• _RECORDS SUPPLIED_:
--*--

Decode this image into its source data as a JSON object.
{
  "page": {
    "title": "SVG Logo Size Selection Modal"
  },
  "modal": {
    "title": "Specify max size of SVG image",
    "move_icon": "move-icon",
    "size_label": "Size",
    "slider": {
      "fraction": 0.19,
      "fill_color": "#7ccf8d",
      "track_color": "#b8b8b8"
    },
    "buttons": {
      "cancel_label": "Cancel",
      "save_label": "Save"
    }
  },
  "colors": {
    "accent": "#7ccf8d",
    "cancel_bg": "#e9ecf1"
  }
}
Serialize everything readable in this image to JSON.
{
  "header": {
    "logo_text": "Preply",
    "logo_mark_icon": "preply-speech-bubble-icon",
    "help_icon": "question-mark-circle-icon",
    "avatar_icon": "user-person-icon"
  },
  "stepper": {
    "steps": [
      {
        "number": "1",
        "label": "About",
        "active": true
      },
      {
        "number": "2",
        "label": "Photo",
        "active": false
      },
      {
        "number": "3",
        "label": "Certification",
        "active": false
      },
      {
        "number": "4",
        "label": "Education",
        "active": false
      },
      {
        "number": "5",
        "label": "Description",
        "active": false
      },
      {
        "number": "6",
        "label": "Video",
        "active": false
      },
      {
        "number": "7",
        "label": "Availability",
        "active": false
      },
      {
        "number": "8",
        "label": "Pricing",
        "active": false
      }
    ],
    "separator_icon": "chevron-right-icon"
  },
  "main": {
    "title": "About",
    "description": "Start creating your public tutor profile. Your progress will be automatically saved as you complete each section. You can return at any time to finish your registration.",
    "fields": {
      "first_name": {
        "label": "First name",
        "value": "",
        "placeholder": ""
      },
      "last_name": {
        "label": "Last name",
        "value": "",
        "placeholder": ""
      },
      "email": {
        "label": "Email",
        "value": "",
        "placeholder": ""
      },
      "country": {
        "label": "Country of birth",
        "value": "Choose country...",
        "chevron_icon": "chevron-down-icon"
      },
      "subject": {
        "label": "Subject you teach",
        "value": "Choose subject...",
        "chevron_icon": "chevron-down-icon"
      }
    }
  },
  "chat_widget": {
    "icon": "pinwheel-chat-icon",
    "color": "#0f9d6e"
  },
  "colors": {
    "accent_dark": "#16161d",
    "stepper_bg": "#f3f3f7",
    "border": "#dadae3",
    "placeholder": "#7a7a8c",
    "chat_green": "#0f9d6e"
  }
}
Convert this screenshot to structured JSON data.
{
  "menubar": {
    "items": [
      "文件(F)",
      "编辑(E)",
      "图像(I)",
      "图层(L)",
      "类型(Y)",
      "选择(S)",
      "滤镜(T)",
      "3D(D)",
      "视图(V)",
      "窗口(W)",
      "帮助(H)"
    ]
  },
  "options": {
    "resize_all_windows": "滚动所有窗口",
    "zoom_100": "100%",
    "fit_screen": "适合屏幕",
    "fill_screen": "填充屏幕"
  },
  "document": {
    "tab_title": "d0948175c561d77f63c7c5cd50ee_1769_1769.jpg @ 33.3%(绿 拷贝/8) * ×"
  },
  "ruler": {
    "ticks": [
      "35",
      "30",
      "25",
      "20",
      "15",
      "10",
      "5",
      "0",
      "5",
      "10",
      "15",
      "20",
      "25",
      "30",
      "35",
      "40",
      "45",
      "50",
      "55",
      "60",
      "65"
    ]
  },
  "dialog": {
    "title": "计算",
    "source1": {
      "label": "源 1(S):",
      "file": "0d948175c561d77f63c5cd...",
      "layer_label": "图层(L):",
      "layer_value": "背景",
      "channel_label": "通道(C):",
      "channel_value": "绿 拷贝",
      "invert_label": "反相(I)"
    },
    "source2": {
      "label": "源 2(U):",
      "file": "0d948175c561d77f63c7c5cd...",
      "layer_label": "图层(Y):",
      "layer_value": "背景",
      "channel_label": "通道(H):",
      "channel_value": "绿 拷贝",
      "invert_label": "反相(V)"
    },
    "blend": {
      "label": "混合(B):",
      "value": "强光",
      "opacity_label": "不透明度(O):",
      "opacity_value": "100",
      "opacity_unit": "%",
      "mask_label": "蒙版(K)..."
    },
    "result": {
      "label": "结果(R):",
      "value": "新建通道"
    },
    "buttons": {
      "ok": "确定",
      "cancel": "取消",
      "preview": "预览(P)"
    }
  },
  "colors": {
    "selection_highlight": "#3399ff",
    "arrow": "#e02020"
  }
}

--*--

• _WHAT YOU SHOULD DO_:
Look through the entries above and list every line containing "number".

• _FINAL RESULT_:
        "number": "1",
        "number": "2",
        "number": "3",
        "number": "4",
        "number": "5",
        "number": "6",
        "number": "7",
        "number": "8",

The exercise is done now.